→ Exercise instructions: Search the data below for the word "Domingue" and copy each line that holds it.

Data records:
####

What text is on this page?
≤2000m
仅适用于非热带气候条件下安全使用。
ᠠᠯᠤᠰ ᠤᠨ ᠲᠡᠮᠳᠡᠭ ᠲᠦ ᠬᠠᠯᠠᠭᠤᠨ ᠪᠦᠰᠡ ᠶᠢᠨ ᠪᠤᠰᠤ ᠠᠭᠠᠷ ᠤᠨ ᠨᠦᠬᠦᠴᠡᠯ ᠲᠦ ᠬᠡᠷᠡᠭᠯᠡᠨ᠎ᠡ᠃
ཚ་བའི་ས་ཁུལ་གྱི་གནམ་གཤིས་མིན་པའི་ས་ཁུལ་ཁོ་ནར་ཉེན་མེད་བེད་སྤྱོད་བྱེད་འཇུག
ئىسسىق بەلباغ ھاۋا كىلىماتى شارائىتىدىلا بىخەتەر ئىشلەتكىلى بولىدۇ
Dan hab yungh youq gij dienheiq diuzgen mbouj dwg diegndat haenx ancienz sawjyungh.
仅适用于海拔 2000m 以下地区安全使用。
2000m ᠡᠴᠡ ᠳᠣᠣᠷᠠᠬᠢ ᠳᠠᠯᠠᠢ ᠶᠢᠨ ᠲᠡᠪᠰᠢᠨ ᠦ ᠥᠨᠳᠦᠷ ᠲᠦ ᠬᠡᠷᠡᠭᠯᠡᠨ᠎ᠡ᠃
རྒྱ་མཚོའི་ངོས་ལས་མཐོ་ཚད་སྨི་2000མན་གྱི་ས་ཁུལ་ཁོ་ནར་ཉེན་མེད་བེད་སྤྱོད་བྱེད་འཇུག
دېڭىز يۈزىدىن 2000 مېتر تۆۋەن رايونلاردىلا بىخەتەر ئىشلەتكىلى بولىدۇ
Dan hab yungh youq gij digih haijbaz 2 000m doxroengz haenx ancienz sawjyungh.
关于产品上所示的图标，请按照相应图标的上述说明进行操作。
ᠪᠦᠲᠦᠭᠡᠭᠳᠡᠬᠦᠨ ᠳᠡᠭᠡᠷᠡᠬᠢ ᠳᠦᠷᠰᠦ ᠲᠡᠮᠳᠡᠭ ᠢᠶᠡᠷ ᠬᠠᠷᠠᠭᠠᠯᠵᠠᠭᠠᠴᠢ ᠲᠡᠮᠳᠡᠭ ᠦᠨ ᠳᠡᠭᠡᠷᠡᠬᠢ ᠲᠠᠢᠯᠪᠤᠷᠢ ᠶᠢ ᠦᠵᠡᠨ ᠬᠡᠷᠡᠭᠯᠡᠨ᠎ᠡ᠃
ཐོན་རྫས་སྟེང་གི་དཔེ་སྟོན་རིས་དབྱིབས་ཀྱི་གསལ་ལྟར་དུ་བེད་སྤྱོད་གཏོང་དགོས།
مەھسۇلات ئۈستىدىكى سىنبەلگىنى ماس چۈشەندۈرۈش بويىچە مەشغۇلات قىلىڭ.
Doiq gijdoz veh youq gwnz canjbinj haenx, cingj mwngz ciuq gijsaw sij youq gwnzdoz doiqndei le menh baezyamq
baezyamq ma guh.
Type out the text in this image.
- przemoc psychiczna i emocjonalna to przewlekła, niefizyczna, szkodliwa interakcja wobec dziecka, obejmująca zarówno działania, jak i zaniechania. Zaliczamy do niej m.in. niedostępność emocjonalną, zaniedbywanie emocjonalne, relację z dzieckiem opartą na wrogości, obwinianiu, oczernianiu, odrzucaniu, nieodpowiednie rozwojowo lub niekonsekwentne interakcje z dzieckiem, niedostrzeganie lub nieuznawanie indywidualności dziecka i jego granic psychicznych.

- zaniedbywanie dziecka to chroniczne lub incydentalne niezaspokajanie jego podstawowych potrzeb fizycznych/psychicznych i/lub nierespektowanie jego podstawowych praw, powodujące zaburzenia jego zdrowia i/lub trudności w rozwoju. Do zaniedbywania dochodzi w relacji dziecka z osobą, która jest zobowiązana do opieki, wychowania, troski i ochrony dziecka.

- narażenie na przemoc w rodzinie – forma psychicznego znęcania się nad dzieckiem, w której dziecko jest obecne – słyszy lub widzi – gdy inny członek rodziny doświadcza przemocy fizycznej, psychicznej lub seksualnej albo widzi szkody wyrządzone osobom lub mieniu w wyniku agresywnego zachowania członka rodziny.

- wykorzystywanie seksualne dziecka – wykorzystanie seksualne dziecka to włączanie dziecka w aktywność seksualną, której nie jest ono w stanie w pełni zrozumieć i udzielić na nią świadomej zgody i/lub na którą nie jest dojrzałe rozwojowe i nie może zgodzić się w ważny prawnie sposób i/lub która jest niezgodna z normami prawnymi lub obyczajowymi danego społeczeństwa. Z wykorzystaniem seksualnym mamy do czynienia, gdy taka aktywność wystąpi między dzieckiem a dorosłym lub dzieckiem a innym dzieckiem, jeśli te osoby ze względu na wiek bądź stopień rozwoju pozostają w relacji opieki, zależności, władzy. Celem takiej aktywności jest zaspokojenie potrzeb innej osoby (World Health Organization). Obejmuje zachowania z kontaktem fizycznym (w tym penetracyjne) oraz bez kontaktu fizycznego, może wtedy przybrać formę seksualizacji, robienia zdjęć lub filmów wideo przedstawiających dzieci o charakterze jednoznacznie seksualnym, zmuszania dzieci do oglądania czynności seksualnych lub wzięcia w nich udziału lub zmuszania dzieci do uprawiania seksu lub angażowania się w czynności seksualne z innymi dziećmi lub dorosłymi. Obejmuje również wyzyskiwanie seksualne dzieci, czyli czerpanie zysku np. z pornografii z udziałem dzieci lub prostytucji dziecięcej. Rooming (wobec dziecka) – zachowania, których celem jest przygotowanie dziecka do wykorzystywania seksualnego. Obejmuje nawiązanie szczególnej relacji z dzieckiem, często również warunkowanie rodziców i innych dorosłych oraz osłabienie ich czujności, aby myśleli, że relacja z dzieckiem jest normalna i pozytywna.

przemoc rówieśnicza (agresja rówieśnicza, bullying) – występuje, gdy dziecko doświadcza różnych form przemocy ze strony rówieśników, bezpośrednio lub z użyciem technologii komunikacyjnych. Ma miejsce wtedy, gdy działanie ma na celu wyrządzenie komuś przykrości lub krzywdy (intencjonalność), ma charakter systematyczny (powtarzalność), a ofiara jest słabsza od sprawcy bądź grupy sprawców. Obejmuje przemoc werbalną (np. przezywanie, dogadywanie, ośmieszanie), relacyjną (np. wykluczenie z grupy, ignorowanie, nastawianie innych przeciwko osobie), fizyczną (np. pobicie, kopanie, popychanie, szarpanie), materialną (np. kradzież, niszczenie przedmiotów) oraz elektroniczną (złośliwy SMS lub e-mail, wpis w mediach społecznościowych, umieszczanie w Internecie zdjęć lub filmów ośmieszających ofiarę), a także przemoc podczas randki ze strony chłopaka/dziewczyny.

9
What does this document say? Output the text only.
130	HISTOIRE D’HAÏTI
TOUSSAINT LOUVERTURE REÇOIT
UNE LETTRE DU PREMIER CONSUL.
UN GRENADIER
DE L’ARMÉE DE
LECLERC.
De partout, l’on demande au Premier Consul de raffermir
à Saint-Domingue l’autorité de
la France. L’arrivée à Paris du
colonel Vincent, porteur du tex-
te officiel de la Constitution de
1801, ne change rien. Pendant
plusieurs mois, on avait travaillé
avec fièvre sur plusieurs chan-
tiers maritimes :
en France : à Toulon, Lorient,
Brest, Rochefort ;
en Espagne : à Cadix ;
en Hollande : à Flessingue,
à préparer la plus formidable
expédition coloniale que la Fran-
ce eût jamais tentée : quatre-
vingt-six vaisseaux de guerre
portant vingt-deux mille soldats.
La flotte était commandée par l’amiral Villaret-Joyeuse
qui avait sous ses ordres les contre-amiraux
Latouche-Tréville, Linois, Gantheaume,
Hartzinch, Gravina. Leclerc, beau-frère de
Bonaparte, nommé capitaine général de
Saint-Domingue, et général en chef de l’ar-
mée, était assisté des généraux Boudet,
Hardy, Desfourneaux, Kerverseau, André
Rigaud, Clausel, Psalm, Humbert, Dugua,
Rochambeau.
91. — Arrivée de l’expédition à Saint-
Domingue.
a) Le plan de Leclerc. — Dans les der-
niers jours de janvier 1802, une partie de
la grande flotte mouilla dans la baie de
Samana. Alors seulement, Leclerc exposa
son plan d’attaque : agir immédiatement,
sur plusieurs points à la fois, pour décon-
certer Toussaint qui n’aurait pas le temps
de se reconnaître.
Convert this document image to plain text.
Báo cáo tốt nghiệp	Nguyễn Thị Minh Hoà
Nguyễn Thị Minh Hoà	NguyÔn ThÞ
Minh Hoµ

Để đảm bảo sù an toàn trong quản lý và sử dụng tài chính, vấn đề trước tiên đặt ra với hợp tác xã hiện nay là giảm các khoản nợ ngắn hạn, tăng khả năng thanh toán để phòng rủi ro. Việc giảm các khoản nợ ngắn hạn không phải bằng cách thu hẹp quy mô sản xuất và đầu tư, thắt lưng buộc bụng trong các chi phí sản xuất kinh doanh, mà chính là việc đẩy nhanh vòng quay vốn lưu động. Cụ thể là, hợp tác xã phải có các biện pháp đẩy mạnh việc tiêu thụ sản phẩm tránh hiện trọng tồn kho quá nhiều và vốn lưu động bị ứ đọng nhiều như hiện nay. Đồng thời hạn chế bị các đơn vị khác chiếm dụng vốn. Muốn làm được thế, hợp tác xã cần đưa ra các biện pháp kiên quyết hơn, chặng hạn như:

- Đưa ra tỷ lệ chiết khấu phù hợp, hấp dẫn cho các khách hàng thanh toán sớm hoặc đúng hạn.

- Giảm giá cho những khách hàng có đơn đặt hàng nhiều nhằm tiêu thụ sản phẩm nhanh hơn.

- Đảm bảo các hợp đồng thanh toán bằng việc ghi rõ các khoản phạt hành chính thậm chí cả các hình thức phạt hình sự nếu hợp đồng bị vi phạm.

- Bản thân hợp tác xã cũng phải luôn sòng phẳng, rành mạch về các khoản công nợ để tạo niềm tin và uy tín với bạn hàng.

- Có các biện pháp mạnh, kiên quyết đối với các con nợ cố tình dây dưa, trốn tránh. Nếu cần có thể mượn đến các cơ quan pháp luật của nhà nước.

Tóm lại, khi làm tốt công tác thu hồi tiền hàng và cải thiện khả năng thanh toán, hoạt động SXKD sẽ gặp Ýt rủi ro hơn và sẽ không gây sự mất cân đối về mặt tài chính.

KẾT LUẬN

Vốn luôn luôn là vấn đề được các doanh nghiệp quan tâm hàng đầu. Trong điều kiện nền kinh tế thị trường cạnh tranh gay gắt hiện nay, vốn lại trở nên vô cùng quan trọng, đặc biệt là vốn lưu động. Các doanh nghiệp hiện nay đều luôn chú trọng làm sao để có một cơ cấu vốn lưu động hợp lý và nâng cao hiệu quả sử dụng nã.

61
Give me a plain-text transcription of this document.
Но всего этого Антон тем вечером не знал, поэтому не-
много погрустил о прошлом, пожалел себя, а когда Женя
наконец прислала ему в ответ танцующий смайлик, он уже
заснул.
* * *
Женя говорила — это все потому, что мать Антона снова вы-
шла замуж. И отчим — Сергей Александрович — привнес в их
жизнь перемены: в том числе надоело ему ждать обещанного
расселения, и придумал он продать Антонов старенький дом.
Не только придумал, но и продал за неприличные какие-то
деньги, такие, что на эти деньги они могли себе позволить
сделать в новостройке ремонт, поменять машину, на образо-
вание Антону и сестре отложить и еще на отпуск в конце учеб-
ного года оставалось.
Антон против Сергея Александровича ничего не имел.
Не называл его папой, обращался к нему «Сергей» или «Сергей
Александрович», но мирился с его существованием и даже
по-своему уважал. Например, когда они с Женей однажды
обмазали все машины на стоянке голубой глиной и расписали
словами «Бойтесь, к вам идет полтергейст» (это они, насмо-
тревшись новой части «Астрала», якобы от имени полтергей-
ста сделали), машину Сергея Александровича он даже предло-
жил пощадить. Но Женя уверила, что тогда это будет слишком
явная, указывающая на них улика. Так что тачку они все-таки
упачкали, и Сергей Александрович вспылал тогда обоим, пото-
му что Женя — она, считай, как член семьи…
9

####

→ Final result:
à Saint-Domingue l’autorité de
Saint-Domingue, et général en chef de l’ar-
Domingue.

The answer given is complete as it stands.